** Given problem **
Retype the whole listing verbatim and keep the pictures out of it.

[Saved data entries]
________________
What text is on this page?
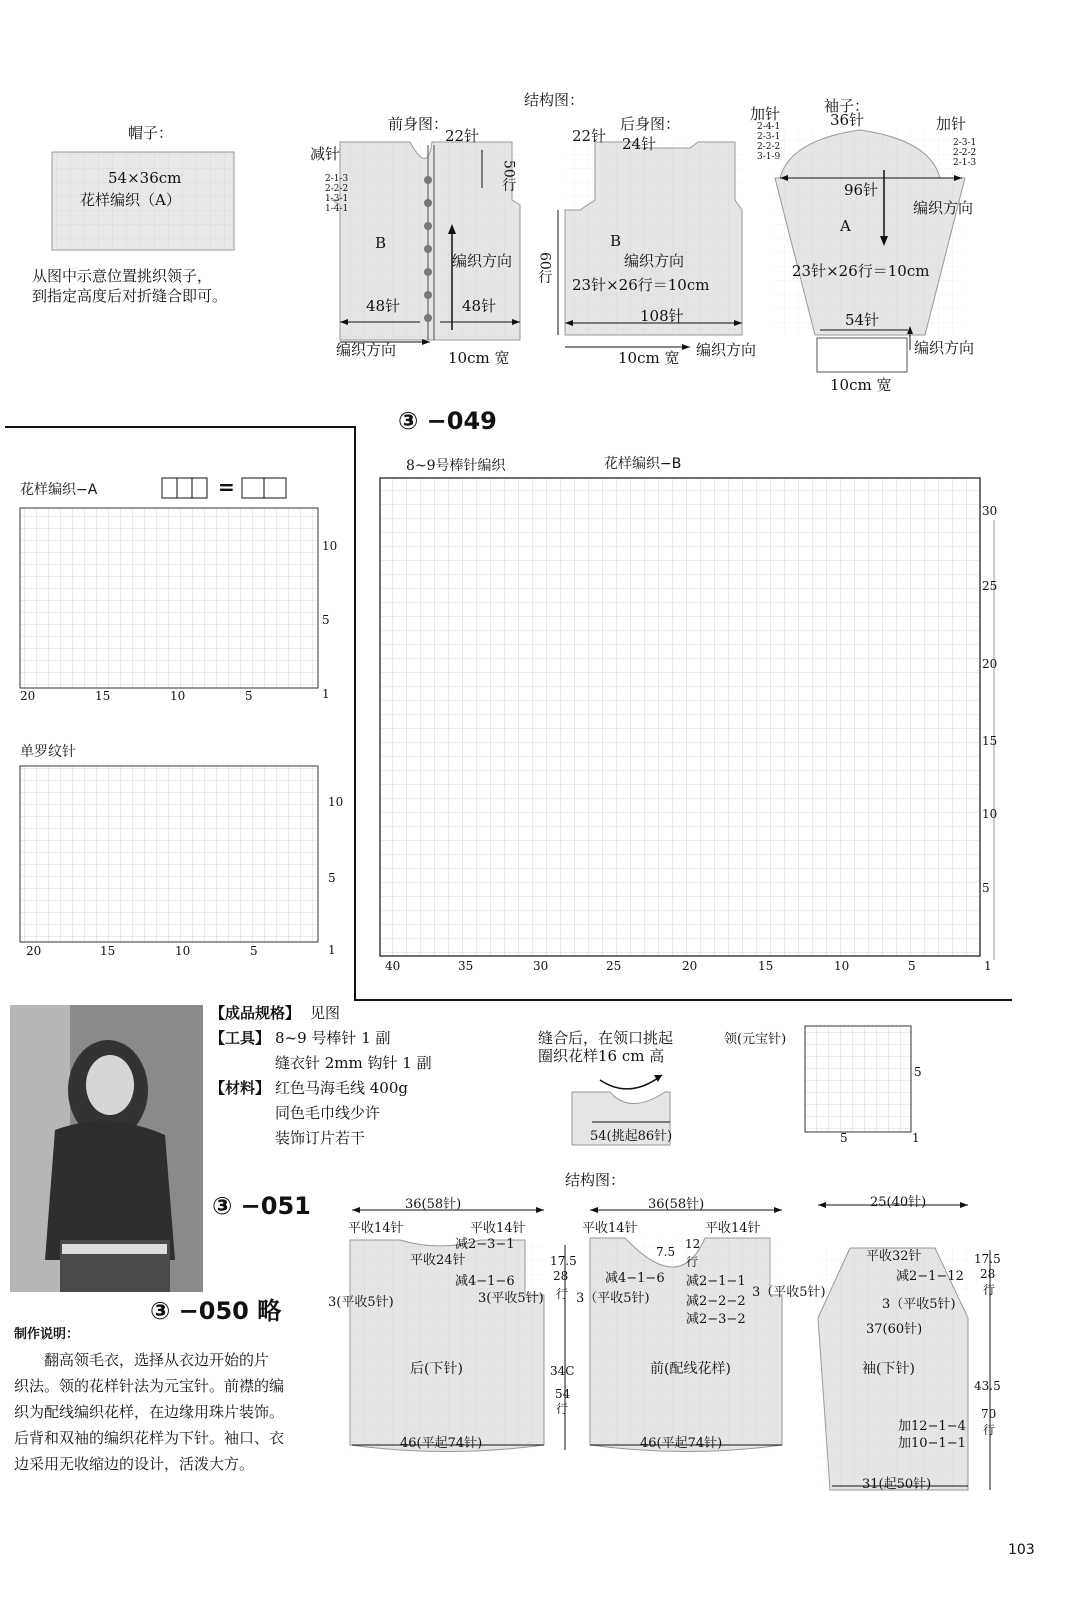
结构图：
帽子：
54×36cm
花样编织（A）
从图中示意位置挑织领子，
到指定高度后对折缝合即可。
前身图：
减针
2-1-3
2-2-2
1-3-1
1-4-1
22针
50行
B
编织方向
48针	48针
编织方向	10cm 宽
后身图：
22针 24针
60行
B
编织方向
23针×26行＝10cm
108针
10cm 宽 编织方向
袖子：
加针
加针
36针
2-4-1
2-3-1
2-2-2
3-1-9
2-3-1
2-2-2
2-1-3
96针
A
编织方向
23针×26行＝10cm
54针
编织方向
10cm 宽
③ −049
花样编织−A	=
10
5
1
20	15	10	5
单罗纹针
10
5
1
20	15	10	5
8~9号棒针编织	花样编织−B
30
25
20
15
10
5
40	35	30	25	20	15	10	5	1
【成品规格】 见图
【工具】 8~9 号棒针 1 副
缝衣针 2mm 钩针 1 副
【材料】 红色马海毛线 400g
同色毛巾线少许
装饰订片若干
③ −051
缝合后，在领口挑起
圈织花样16 cm 高
54(挑起86针)
领(元宝针)
5
5	1
③ −050 略
制作说明：
翻高领毛衣，选择从衣边开始的片
织法。领的花样针法为元宝针。前襟的编
织为配线编织花样，在边缘用珠片装饰。
后背和双袖的编织花样为下针。袖口、衣
边采用无收缩边的设计，活泼大方。
结构图：
36(58针)
平收14针	平收14针
减2−3−1
平收24针
减4−1−6
3(平收5针)	3(平收5针)
后(下针)
46(平起74针)
17.5
28
行
34C
54
行
36(58针)
平收14针	平收14针
12
7.5
行
减4−1−6 减2−1−1
3（平收5针)	减2−2−2
3（平收5针)
减2−3−2
前(配线花样)
46(平起74针)
25(40针)
平收32针
减2−1−12
3（平收5针)
37(60针)
袖(下针)
加12−1−4
加10−1−1
31(起50针)
17.5
28
行
43.5
70
行
103
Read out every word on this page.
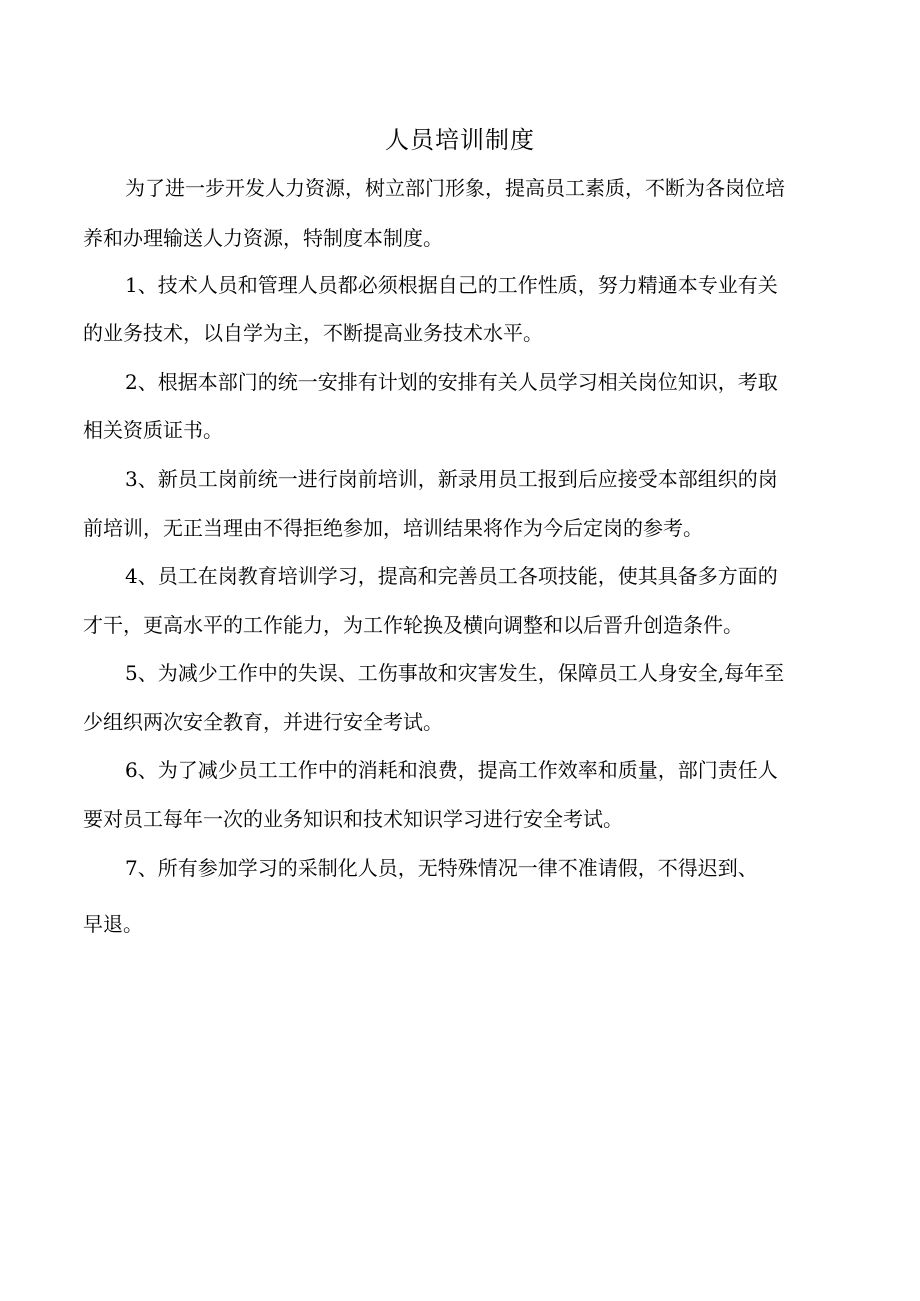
人员培训制度
为了进一步开发人力资源，树立部门形象，提高员工素质，不断为各岗位培
养和办理输送人力资源，特制度本制度。
1、技术人员和管理人员都必须根据自己的工作性质，努力精通本专业有关
的业务技术，以自学为主，不断提高业务技术水平。
2、根据本部门的统一安排有计划的安排有关人员学习相关岗位知识，考取
相关资质证书。
3、新员工岗前统一进行岗前培训，新录用员工报到后应接受本部组织的岗
前培训，无正当理由不得拒绝参加，培训结果将作为今后定岗的参考。
4、员工在岗教育培训学习，提高和完善员工各项技能，使其具备多方面的
才干，更高水平的工作能力，为工作轮换及横向调整和以后晋升创造条件。
5、为减少工作中的失误、工伤事故和灾害发生，保障员工人身安全,每年至
少组织两次安全教育，并进行安全考试。
6、为了减少员工工作中的消耗和浪费，提高工作效率和质量，部门责任人
要对员工每年一次的业务知识和技术知识学习进行安全考试。
7、所有参加学习的采制化人员，无特殊情况一律不准请假，不得迟到、
早退。
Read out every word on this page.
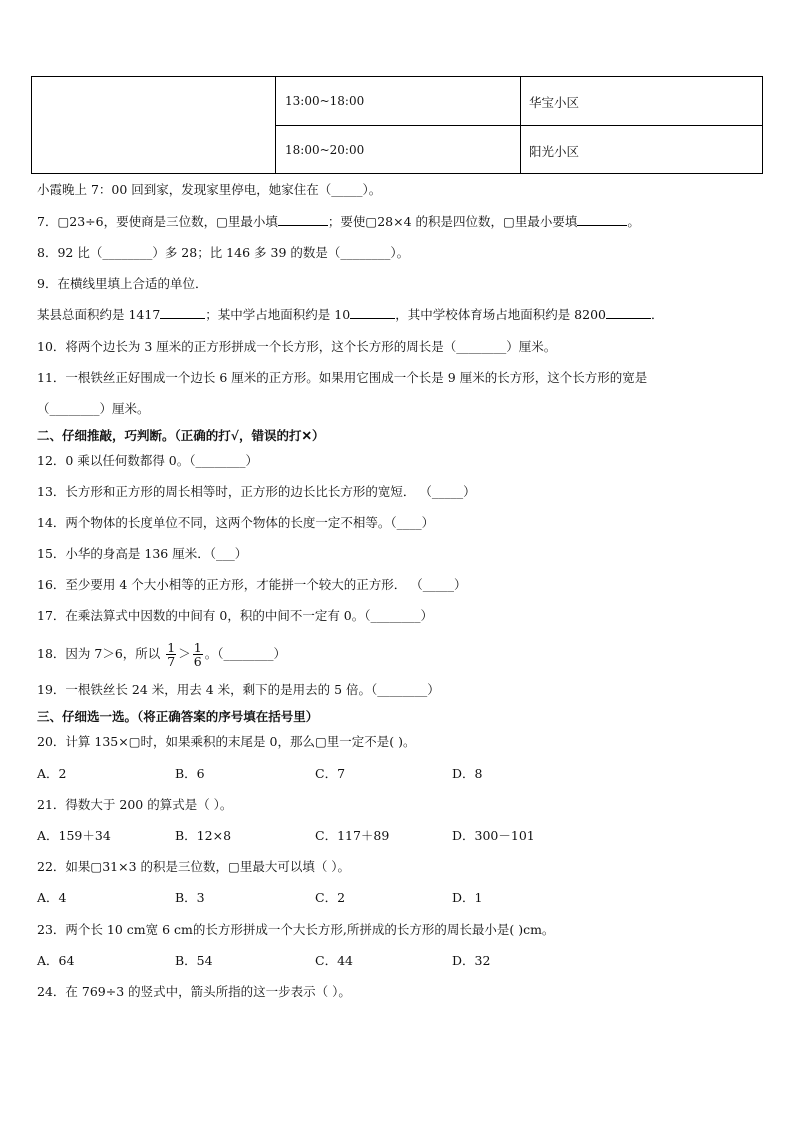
13:00~18:00	华宝小区
18:00~20:00	阳光小区
小霞晚上 7：00 回到家，发现家里停电，她家住在（_____）。
7．▢23÷6，要使商是三位数，▢里最小填	；要使▢28×4 的积是四位数，▢里最小要填	。
8．92 比（________）多 28；比 146 多 39 的数是（________）。
9．在横线里填上合适的单位．
某县总面积约是 1417	；某中学占地面积约是 10	，其中学校体育场占地面积约是 8200	．
10．将两个边长为 3 厘米的正方形拼成一个长方形，这个长方形的周长是（________）厘米。
11．一根铁丝正好围成一个边长 6 厘米的正方形。如果用它围成一个长是 9 厘米的长方形，这个长方形的宽是
（________）厘米。
二、仔细推敲，巧判断。（正确的打√，错误的打✕）
12．0 乘以任何数都得 0。（________）
13．长方形和正方形的周长相等时，正方形的边长比长方形的宽短． （_____）
14．两个物体的长度单位不同，这两个物体的长度一定不相等。（____）
15．小华的身高是 136 厘米．（___）
16．至少要用 4 个大小相等的正方形，才能拼一个较大的正方形． （_____）
17．在乘法算式中因数的中间有 0，积的中间不一定有 0。（________）
18．因为 7＞6，所以 $\frac{1}{7} > \frac{1}{6}$ 。（________）
19．一根铁丝长 24 米，用去 4 米，剩下的是用去的 5 倍。（________）
三、仔细选一选。（将正确答案的序号填在括号里）
20．计算 135×▢时，如果乘积的末尾是 0，那么▢里一定不是( )。
A．2	B．6	C．7	D．8
21．得数大于 200 的算式是（ ）。
A．159＋34	B．12×8	C．117＋89	D．300－101
22．如果▢31×3 的积是三位数，▢里最大可以填（ ）。
A．4	B．3	C．2	D．1
23．两个长 10 cm宽 6 cm的长方形拼成一个大长方形,所拼成的长方形的周长最小是( )cm。
A．64	B．54	C．44	D．32
24．在 769÷3 的竖式中，箭头所指的这一步表示（ ）。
________________
** Written reply **
What text is on this page?
结构图：
帽子：
54×36cm
花样编织（A）
从图中示意位置挑织领子，
到指定高度后对折缝合即可。
前身图：
减针
2-1-3
2-2-2
1-3-1
1-4-1
22针
50行
B
编织方向
48针	48针
编织方向	10cm 宽
后身图：
22针 24针
60行
B
编织方向
23针×26行＝10cm
108针
10cm 宽 编织方向
袖子：
加针
加针
36针
2-4-1
2-3-1
2-2-2
3-1-9
2-3-1
2-2-2
2-1-3
96针
A
编织方向
23针×26行＝10cm
54针
编织方向
10cm 宽
③ −049
花样编织−A	=
10
5
1
20	15	10	5
单罗纹针
10
5
1
20	15	10	5
8~9号棒针编织	花样编织−B
30
25
20
15
10
5
40	35	30	25	20	15	10	5	1
【成品规格】 见图
【工具】 8~9 号棒针 1 副
缝衣针 2mm 钩针 1 副
【材料】 红色马海毛线 400g
同色毛巾线少许
装饰订片若干
③ −051
缝合后，在领口挑起
圈织花样16 cm 高
54(挑起86针)
领(元宝针)
5
5	1
③ −050 略
制作说明：
翻高领毛衣，选择从衣边开始的片
织法。领的花样针法为元宝针。前襟的编
织为配线编织花样，在边缘用珠片装饰。
后背和双袖的编织花样为下针。袖口、衣
边采用无收缩边的设计，活泼大方。
结构图：
36(58针)
平收14针	平收14针
减2−3−1
平收24针
减4−1−6
3(平收5针)	3(平收5针)
后(下针)
46(平起74针)
17.5
28
行
34C
54
行
36(58针)
平收14针	平收14针
12
7.5
行
减4−1−6 减2−1−1
3（平收5针)	减2−2−2
3（平收5针)
减2−3−2
前(配线花样)
46(平起74针)
25(40针)
平收32针
减2−1−12
3（平收5针)
37(60针)
袖(下针)
加12−1−4
加10−1−1
31(起50针)
17.5
28
行
43.5
70
行
103
Read out every word on this page.
人员培训制度
为了进一步开发人力资源，树立部门形象，提高员工素质，不断为各岗位培
养和办理输送人力资源，特制度本制度。
1、技术人员和管理人员都必须根据自己的工作性质，努力精通本专业有关
的业务技术，以自学为主，不断提高业务技术水平。
2、根据本部门的统一安排有计划的安排有关人员学习相关岗位知识，考取
相关资质证书。
3、新员工岗前统一进行岗前培训，新录用员工报到后应接受本部组织的岗
前培训，无正当理由不得拒绝参加，培训结果将作为今后定岗的参考。
4、员工在岗教育培训学习，提高和完善员工各项技能，使其具备多方面的
才干，更高水平的工作能力，为工作轮换及横向调整和以后晋升创造条件。
5、为减少工作中的失误、工伤事故和灾害发生，保障员工人身安全,每年至
少组织两次安全教育，并进行安全考试。
6、为了减少员工工作中的消耗和浪费，提高工作效率和质量，部门责任人
要对员工每年一次的业务知识和技术知识学习进行安全考试。
7、所有参加学习的采制化人员，无特殊情况一律不准请假，不得迟到、
早退。
Read out every word on this page.
13:00~18:00	华宝小区
18:00~20:00	阳光小区
小霞晚上 7：00 回到家，发现家里停电，她家住在（_____）。
7．▢23÷6，要使商是三位数，▢里最小填	；要使▢28×4 的积是四位数，▢里最小要填	。
8．92 比（________）多 28；比 146 多 39 的数是（________）。
9．在横线里填上合适的单位．
某县总面积约是 1417	；某中学占地面积约是 10	，其中学校体育场占地面积约是 8200	．
10．将两个边长为 3 厘米的正方形拼成一个长方形，这个长方形的周长是（________）厘米。
11．一根铁丝正好围成一个边长 6 厘米的正方形。如果用它围成一个长是 9 厘米的长方形，这个长方形的宽是
（________）厘米。
二、仔细推敲，巧判断。（正确的打√，错误的打✕）
12．0 乘以任何数都得 0。（________）
13．长方形和正方形的周长相等时，正方形的边长比长方形的宽短． （_____）
14．两个物体的长度单位不同，这两个物体的长度一定不相等。（____）
15．小华的身高是 136 厘米．（___）
16．至少要用 4 个大小相等的正方形，才能拼一个较大的正方形． （_____）
17．在乘法算式中因数的中间有 0，积的中间不一定有 0。（________）
18．因为 7＞6，所以 $\frac{1}{7} > \frac{1}{6}$ 。（________）
19．一根铁丝长 24 米，用去 4 米，剩下的是用去的 5 倍。（________）
三、仔细选一选。（将正确答案的序号填在括号里）
20．计算 135×▢时，如果乘积的末尾是 0，那么▢里一定不是( )。
A．2	B．6	C．7	D．8
21．得数大于 200 的算式是（ ）。
A．159＋34	B．12×8	C．117＋89	D．300－101
22．如果▢31×3 的积是三位数，▢里最大可以填（ ）。
A．4	B．3	C．2	D．1
23．两个长 10 cm宽 6 cm的长方形拼成一个大长方形,所拼成的长方形的周长最小是( )cm。
A．64	B．54	C．44	D．32
24．在 769÷3 的竖式中，箭头所指的这一步表示（ ）。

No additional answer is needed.